[Collected data]
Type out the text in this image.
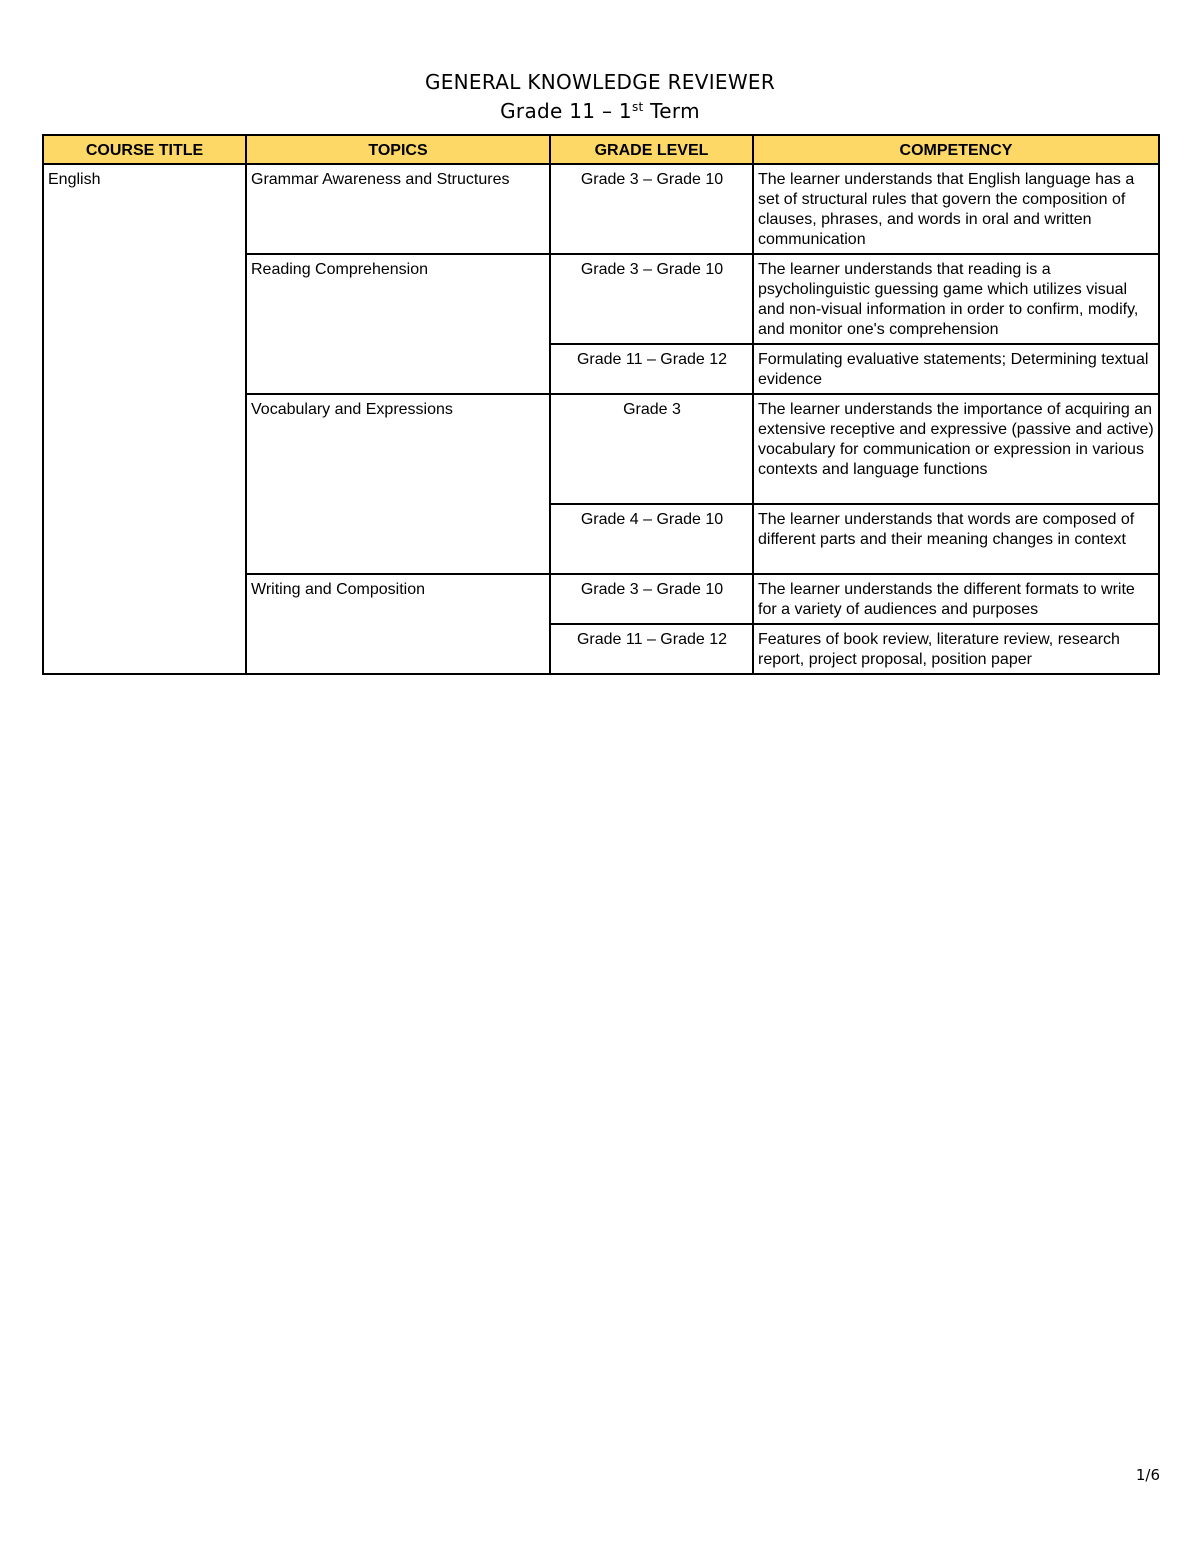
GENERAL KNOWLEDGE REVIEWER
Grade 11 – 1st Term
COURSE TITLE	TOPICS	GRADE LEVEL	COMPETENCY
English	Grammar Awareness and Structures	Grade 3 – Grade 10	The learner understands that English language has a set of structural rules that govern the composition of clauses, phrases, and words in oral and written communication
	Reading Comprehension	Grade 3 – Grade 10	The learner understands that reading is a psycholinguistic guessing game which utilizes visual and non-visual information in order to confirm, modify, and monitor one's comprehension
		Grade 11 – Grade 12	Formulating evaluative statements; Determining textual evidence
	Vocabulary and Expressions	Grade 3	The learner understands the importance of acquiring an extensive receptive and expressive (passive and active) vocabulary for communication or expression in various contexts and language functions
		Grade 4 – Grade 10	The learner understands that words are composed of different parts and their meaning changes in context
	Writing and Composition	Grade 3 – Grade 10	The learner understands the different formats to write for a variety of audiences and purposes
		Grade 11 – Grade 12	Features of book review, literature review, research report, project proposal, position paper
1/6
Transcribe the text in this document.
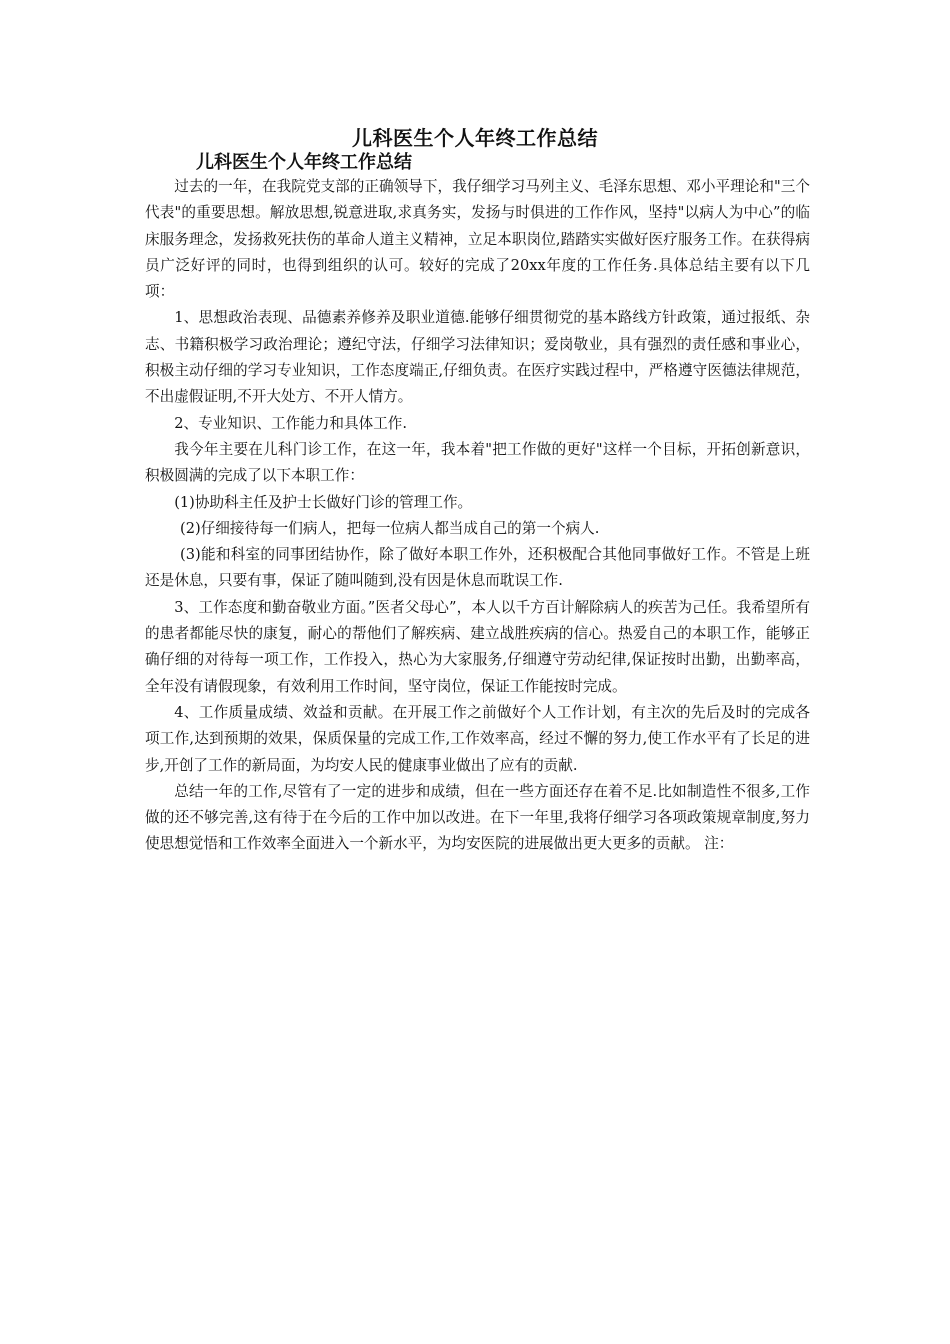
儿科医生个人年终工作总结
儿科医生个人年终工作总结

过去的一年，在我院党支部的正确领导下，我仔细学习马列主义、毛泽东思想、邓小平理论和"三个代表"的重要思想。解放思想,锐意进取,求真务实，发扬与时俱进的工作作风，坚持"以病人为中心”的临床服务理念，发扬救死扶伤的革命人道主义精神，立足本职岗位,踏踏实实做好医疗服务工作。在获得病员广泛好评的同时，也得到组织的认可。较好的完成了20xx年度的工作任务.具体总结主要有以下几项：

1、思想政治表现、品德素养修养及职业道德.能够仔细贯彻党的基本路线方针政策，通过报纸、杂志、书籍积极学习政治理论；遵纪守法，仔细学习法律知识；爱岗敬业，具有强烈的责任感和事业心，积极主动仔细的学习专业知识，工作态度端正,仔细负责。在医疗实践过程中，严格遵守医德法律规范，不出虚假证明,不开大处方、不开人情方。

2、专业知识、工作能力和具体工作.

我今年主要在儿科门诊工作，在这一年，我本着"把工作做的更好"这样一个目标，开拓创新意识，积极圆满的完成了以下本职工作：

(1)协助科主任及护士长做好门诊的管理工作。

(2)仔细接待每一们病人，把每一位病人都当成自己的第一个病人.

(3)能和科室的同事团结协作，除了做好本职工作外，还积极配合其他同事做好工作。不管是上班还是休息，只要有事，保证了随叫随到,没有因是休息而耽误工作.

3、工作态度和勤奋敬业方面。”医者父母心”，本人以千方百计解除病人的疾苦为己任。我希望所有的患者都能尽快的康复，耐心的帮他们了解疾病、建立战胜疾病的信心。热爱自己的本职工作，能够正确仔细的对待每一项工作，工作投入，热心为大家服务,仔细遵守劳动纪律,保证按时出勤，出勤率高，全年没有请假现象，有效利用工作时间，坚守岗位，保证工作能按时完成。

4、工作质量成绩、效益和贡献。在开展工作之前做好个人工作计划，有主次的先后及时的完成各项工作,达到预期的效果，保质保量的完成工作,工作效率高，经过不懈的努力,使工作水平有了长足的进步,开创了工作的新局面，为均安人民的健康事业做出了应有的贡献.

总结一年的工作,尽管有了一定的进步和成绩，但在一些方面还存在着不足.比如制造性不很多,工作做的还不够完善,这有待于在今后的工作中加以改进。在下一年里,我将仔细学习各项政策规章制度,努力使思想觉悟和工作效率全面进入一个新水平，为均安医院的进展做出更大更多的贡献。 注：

* * *

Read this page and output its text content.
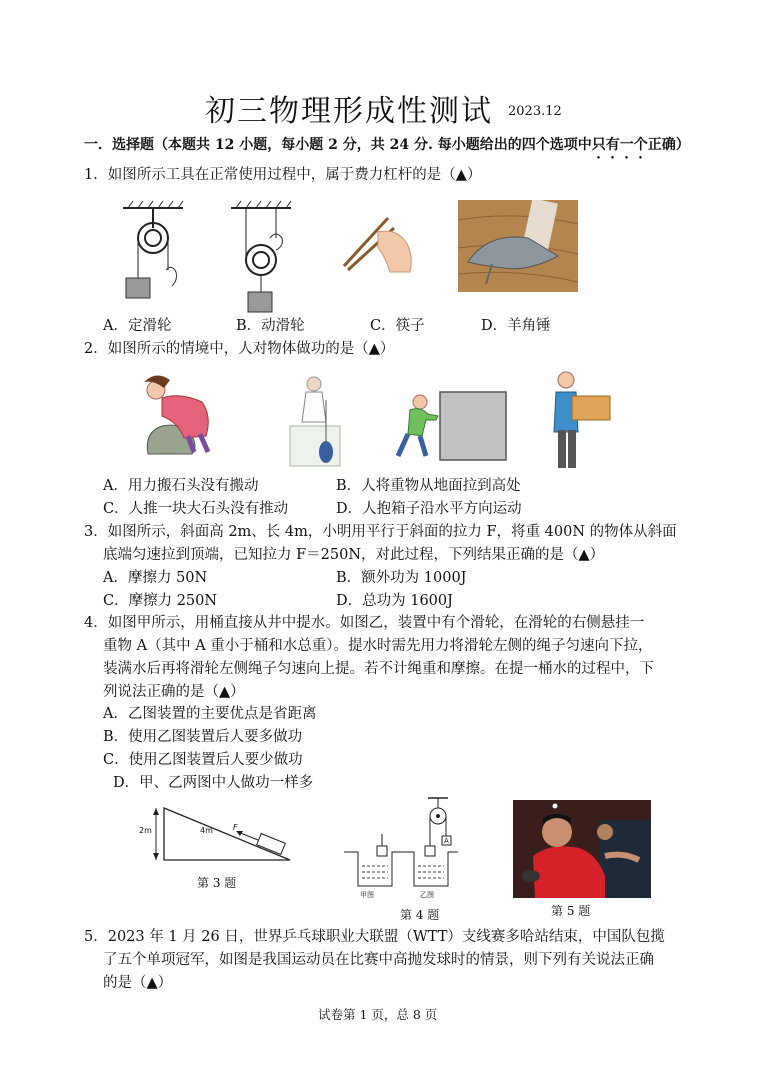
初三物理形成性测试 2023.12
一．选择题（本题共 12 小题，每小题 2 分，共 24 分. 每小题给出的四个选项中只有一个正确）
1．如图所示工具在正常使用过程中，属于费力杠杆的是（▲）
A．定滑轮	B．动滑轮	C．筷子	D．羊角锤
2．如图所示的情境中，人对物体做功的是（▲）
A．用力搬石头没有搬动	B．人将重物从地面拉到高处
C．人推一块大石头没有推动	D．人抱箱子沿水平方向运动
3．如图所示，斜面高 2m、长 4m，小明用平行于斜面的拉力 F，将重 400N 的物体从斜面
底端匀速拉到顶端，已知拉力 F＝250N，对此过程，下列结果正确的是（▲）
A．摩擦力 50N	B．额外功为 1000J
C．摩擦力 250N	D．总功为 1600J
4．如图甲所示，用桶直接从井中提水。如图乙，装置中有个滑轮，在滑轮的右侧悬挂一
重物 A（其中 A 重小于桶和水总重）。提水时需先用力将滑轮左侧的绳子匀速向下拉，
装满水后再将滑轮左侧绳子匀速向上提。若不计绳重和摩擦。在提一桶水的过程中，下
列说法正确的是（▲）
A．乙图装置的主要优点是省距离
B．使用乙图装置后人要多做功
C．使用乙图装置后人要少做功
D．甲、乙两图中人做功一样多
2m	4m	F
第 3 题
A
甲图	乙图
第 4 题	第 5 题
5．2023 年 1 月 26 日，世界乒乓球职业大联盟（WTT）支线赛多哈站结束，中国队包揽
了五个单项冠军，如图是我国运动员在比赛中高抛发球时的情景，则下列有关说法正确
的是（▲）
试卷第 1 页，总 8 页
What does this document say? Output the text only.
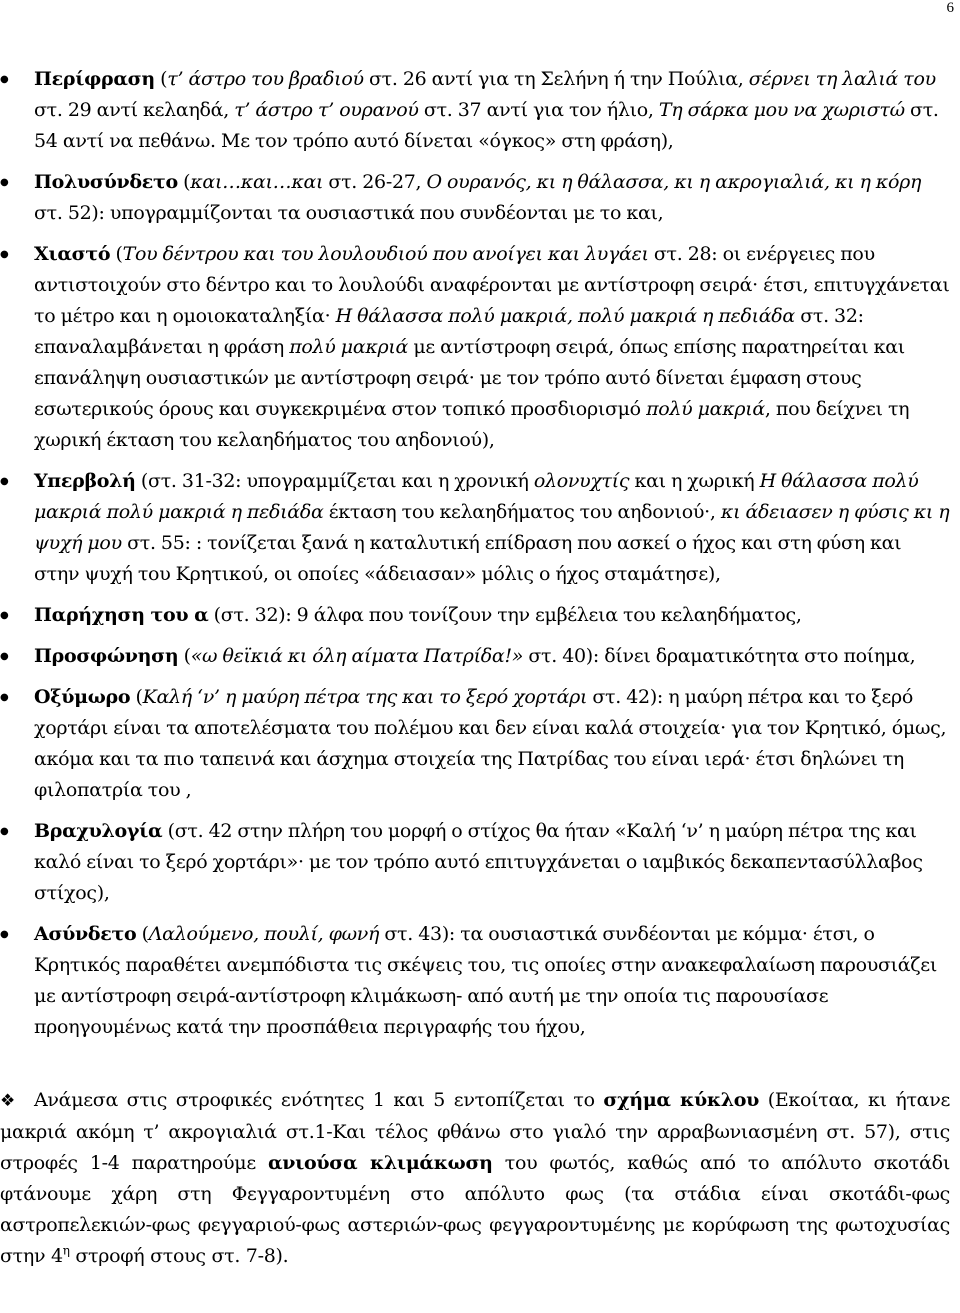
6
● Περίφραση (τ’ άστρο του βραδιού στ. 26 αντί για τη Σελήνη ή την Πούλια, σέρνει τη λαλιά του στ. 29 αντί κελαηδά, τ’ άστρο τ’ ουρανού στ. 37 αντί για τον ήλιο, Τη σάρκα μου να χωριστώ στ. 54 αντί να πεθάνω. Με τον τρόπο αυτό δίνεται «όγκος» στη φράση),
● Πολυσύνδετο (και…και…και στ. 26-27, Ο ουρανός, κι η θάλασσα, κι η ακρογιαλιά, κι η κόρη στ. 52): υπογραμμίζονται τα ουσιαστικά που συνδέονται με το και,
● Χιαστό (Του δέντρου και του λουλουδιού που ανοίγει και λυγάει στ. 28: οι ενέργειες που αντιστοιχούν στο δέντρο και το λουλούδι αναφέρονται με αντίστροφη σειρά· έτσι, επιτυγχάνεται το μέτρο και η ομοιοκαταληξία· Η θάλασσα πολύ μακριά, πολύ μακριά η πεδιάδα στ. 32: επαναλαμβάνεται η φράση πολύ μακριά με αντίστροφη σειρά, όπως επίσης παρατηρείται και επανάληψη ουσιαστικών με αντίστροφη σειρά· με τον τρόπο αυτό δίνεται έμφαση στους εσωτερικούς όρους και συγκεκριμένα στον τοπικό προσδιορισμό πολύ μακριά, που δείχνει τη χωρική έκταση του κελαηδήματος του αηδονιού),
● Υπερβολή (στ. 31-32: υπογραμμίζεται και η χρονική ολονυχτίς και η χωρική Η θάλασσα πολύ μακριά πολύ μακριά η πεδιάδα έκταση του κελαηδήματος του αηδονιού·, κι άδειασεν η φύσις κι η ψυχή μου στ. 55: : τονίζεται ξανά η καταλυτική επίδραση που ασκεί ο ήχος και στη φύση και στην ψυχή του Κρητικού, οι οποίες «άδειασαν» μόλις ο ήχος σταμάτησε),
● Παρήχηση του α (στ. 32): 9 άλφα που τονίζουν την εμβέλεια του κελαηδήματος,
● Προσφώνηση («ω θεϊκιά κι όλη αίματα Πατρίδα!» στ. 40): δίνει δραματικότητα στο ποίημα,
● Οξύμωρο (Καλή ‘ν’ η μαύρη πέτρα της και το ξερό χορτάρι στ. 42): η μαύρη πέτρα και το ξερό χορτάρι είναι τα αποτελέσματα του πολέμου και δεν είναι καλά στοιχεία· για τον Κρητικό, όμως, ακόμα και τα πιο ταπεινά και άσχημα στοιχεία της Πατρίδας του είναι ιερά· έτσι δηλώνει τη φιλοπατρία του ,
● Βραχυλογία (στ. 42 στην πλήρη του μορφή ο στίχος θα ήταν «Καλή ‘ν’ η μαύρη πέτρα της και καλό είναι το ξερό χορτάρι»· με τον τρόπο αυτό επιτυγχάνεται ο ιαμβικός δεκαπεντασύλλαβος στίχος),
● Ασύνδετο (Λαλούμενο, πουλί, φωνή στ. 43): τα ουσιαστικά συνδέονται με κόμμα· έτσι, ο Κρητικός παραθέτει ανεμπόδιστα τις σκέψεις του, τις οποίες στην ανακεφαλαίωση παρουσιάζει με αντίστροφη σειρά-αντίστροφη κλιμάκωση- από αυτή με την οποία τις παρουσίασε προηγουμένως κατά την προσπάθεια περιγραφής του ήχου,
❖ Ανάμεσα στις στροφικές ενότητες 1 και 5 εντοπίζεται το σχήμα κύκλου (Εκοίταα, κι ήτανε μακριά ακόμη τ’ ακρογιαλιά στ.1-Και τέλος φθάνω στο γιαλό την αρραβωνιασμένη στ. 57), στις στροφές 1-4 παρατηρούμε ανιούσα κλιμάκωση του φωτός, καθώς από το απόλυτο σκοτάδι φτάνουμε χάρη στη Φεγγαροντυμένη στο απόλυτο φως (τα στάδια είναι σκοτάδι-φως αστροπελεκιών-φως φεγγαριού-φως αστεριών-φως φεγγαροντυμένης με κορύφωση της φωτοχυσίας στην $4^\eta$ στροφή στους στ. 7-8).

...

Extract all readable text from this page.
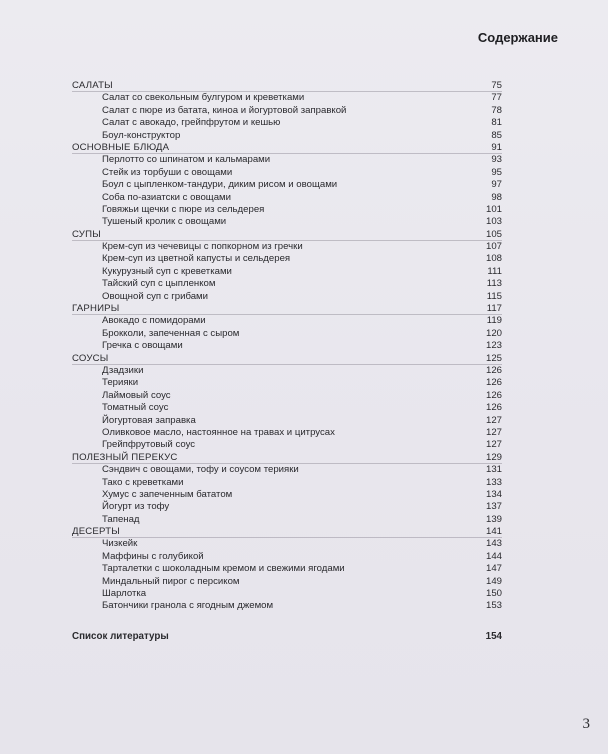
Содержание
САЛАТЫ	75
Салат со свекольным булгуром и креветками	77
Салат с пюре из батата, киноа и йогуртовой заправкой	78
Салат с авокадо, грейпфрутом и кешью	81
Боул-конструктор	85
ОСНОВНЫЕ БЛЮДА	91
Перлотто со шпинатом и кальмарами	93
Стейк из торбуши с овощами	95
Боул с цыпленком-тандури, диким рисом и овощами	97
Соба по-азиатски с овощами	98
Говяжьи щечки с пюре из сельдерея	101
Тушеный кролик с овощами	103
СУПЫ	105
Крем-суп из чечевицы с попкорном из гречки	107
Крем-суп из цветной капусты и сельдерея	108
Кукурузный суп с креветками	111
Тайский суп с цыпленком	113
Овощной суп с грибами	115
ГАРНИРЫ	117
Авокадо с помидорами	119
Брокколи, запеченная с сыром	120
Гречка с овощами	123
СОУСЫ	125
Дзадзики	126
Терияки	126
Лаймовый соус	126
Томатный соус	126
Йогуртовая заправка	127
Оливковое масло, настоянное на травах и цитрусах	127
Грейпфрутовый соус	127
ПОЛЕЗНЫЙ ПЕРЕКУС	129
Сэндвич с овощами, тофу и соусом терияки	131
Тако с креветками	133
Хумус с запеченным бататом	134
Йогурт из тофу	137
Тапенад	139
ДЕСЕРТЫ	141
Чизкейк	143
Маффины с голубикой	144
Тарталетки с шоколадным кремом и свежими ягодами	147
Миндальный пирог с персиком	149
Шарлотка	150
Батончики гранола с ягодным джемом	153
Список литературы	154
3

-- Task brief --
Copy each line above that contains the word "цыпленком".

-- Worked solution --
Боул с цыпленком-тандури, диким рисом и овощами	97
Тайский суп с цыпленком	113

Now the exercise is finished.